------ Task inputs

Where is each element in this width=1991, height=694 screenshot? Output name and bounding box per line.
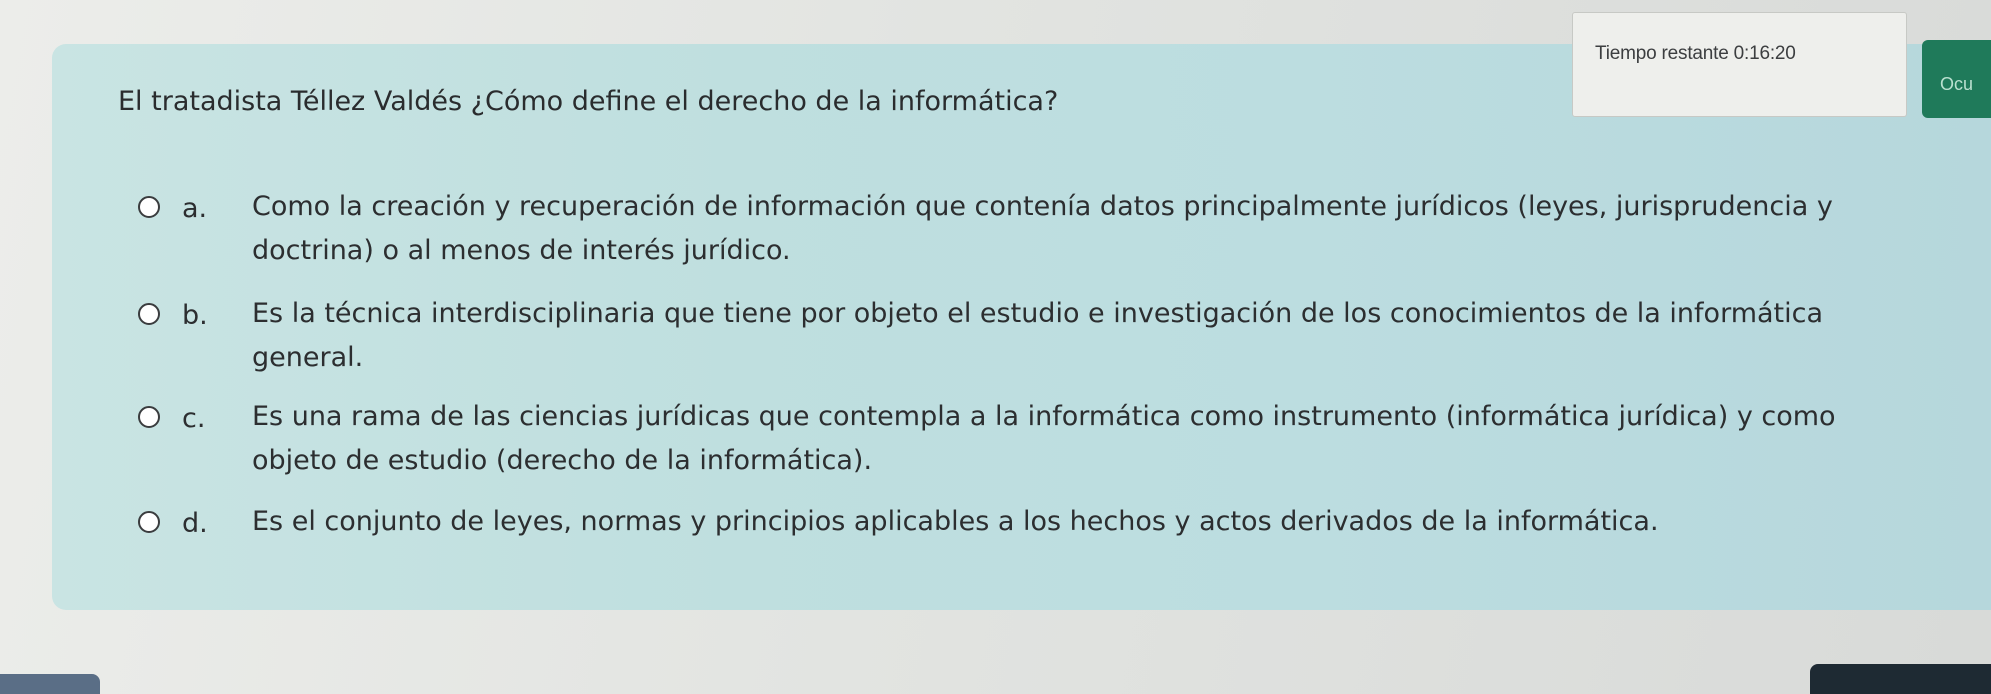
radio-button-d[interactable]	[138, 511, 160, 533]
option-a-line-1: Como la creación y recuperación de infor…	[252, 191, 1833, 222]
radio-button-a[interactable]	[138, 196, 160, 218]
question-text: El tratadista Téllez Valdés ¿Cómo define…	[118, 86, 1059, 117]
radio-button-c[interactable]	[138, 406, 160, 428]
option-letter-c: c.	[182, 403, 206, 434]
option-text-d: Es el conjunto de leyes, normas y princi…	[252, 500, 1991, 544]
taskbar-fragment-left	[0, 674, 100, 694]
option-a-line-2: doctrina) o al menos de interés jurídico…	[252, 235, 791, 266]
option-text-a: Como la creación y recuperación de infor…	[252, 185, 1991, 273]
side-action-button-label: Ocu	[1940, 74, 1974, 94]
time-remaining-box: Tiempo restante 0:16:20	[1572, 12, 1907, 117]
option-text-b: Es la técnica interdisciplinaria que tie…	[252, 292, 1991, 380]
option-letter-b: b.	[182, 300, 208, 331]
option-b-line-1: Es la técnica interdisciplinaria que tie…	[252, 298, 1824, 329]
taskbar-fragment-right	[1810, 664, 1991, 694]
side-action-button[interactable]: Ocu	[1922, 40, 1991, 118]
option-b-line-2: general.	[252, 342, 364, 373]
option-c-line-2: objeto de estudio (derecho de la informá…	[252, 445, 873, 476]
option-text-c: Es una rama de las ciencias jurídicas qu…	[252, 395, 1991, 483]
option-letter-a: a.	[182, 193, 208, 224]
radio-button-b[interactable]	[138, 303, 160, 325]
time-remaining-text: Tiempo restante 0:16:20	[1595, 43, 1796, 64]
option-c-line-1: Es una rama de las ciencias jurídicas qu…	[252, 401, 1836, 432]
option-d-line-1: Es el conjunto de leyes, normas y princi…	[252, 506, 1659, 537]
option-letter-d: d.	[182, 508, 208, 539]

------------

=== Exercise requirements ===
Write out, word for word, the lines beginning with the one that contains "511, 160, 533]" and continuing through the last line of the items.

=== Exercise solution ===
radio-button-d[interactable]	[138, 511, 160, 533]
option-a-line-1: Como la creación y recuperación de infor…	[252, 191, 1833, 222]
radio-button-a[interactable]	[138, 196, 160, 218]
question-text: El tratadista Téllez Valdés ¿Cómo define…	[118, 86, 1059, 117]
radio-button-c[interactable]	[138, 406, 160, 428]
option-letter-c: c.	[182, 403, 206, 434]
option-text-d: Es el conjunto de leyes, normas y princi…	[252, 500, 1991, 544]
taskbar-fragment-left	[0, 674, 100, 694]
option-a-line-2: doctrina) o al menos de interés jurídico…	[252, 235, 791, 266]
option-text-a: Como la creación y recuperación de infor…	[252, 185, 1991, 273]
side-action-button-label: Ocu	[1940, 74, 1974, 94]
time-remaining-box: Tiempo restante 0:16:20	[1572, 12, 1907, 117]
option-text-b: Es la técnica interdisciplinaria que tie…	[252, 292, 1991, 380]
option-letter-b: b.	[182, 300, 208, 331]
option-b-line-1: Es la técnica interdisciplinaria que tie…	[252, 298, 1824, 329]
taskbar-fragment-right	[1810, 664, 1991, 694]
side-action-button[interactable]: Ocu	[1922, 40, 1991, 118]
option-b-line-2: general.	[252, 342, 364, 373]
option-c-line-2: objeto de estudio (derecho de la informá…	[252, 445, 873, 476]
option-text-c: Es una rama de las ciencias jurídicas qu…	[252, 395, 1991, 483]
option-letter-a: a.	[182, 193, 208, 224]
radio-button-b[interactable]	[138, 303, 160, 325]
time-remaining-text: Tiempo restante 0:16:20	[1595, 43, 1796, 64]
option-c-line-1: Es una rama de las ciencias jurídicas qu…	[252, 401, 1836, 432]
option-d-line-1: Es el conjunto de leyes, normas y princi…	[252, 506, 1659, 537]
option-letter-d: d.	[182, 508, 208, 539]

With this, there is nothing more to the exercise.